-- BEGIN --

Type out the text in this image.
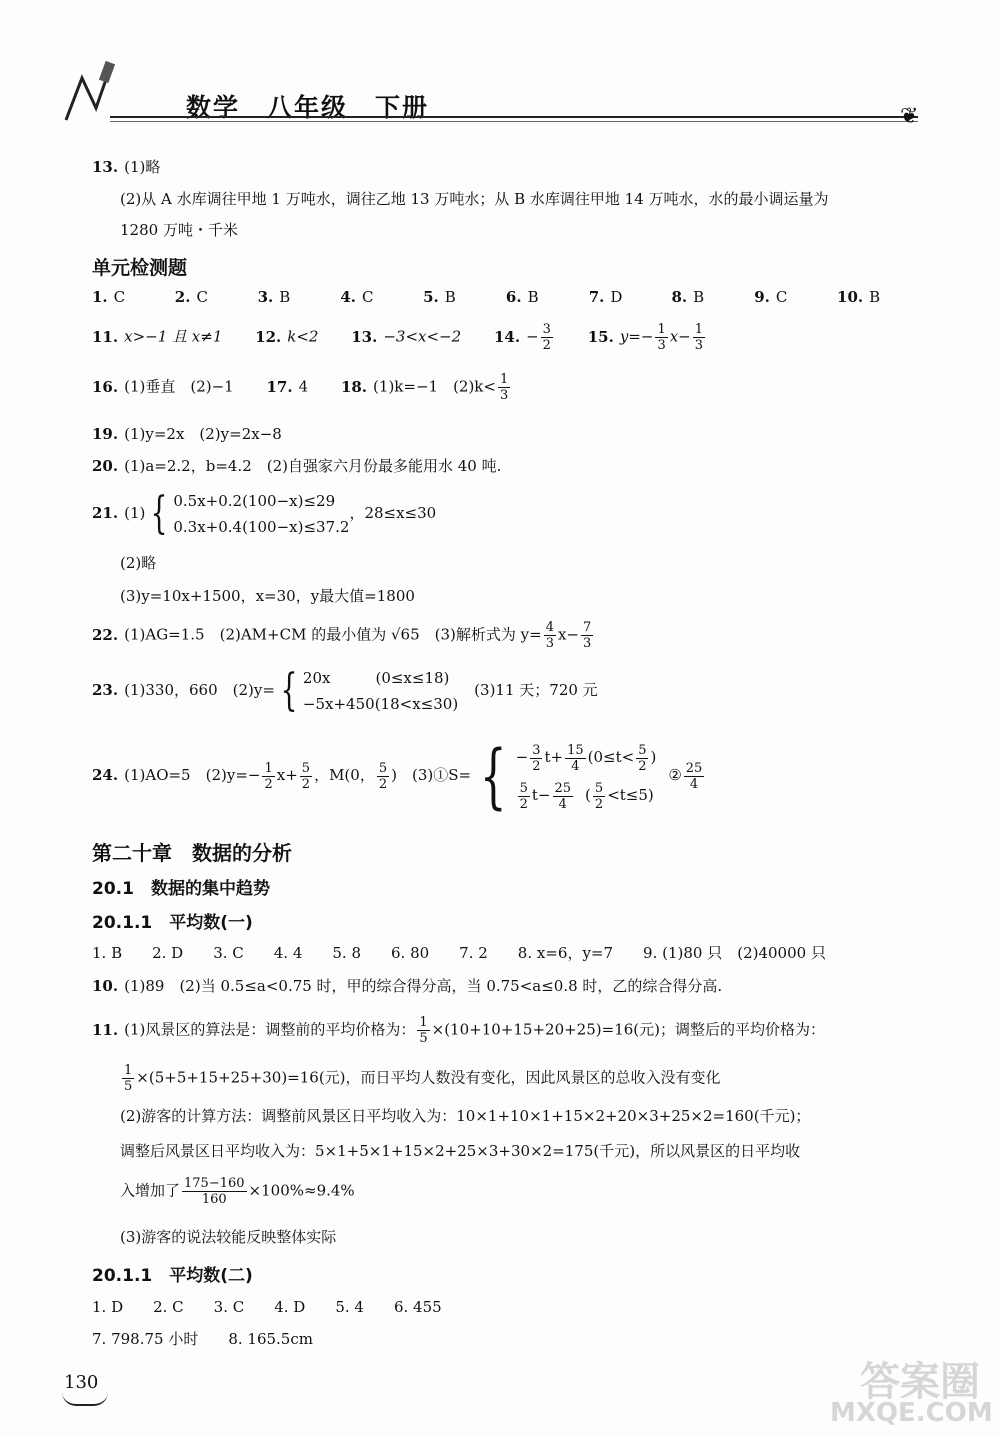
数学　八年级　下册	❦
13. (1)略
(2)从 A 水库调往甲地 1 万吨水，调往乙地 13 万吨水；从 B 水库调往甲地 14 万吨水，水的最小调运量为
1280 万吨・千米
单元检测题
1. C	2. C	3. B	4. C	5. B	6. B	7. D	8. B	9. C	10. B
11. x>−1 且 x≠1 12. k<2 13. −3<x<−2 14. − $\frac{3}{2} 15$. $y=- \frac{1}{3} x- \frac{1}{3}$
16. (1)垂直　(2)−1 17. 4 18. (1)k=−1　$(2)k< \frac{1}{3}$
19. (1)y=2x　(2)y=2x−8
20. (1)a=2.2，b=4.2　(2)自强家六月份最多能用水 40 吨.
21. (1) { 0.5x+0.2(100−x)≤29
0.3x+0.4(100−x)≤37.2
，28≤x≤30
(2)略
(3)y=10x+1500，x=30，y最大值=1800
22. (1)AG=1.5　(2)AM+CM 的最小值为 √65　(3)解析式为 $y= \frac{4}{3} x- \frac{7}{3}$
23. (1)330，660　(2)y= { 20x　　　(0≤x≤18)
−5x+450(18<x≤30)
(3)11 天；720 元
24. (1)AO=5　$(2)y=- \frac{1}{2} x+ \frac{5}{2}$ ，M(0， $\frac{5}{2}$ )　(3)①S= { − $\frac{3}{2} t+ \frac{15}{4} (0\le t< \frac{5}{2}$ )
$\frac{5}{2} t- \frac{25}{4}$ ( $\frac{5}{2} <t\le 5$)
② $\frac{25}{4}$
第二十章　数据的分析
20.1　数据的集中趋势
20.1.1　平均数(一)
1. B　　2. D　　3. C　　4. 4　　5. 8　　6. 80　　7. 2　　8. x=6，y=7　　9. (1)80 只　(2)40000 只
10. (1)89　(2)当 0.5≤a<0.75 时，甲的综合得分高，当 0.75<a≤0.8 时，乙的综合得分高.
11. (1)风景区的算法是：调整前的平均价格为： $\frac{1}{5} \times(10+10+15+20+25)=16$(元)；调整后的平均价格为：
$\frac{1}{5} \times(5+5+15+25+30)=16$(元)，而日平均人数没有变化，因此风景区的总收入没有变化
(2)游客的计算方法：调整前风景区日平均收入为：10×1+10×1+15×2+20×3+25×2=160(千元)；
调整后风景区日平均收入为：5×1+5×1+15×2+25×3+30×2=175(千元)，所以风景区的日平均收
入增加了 $\frac{175-160}{160} \times 100\%\approx 9.4\%$
(3)游客的说法较能反映整体实际
20.1.1　平均数(二)
1. D　　2. C　　3. C　　4. D　　5. 4　　6. 455
7. 798.75 小时　　8. 165.5cm
130	答案圈
MXQE.COM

-- END --

What you need to do | Look through the records and gather each line with the word "frac".

Solution below |
11. x>−1 且 x≠1 12. k<2 13. −3<x<−2 14. − $\frac{3}{2} 15$. $y=- \frac{1}{3} x- \frac{1}{3}$
16. (1)垂直　(2)−1 17. 4 18. (1)k=−1　$(2)k< \frac{1}{3}$
22. (1)AG=1.5　(2)AM+CM 的最小值为 √65　(3)解析式为 $y= \frac{4}{3} x- \frac{7}{3}$
24. (1)AO=5　$(2)y=- \frac{1}{2} x+ \frac{5}{2}$ ，M(0， $\frac{5}{2}$ )　(3)①S= { − $\frac{3}{2} t+ \frac{15}{4} (0\le t< \frac{5}{2}$ )
$\frac{5}{2} t- \frac{25}{4}$ ( $\frac{5}{2} <t\le 5$)
② $\frac{25}{4}$
11. (1)风景区的算法是：调整前的平均价格为： $\frac{1}{5} \times(10+10+15+20+25)=16$(元)；调整后的平均价格为：
$\frac{1}{5} \times(5+5+15+25+30)=16$(元)，而日平均人数没有变化，因此风景区的总收入没有变化
入增加了 $\frac{175-160}{160} \times 100\%\approx 9.4\%$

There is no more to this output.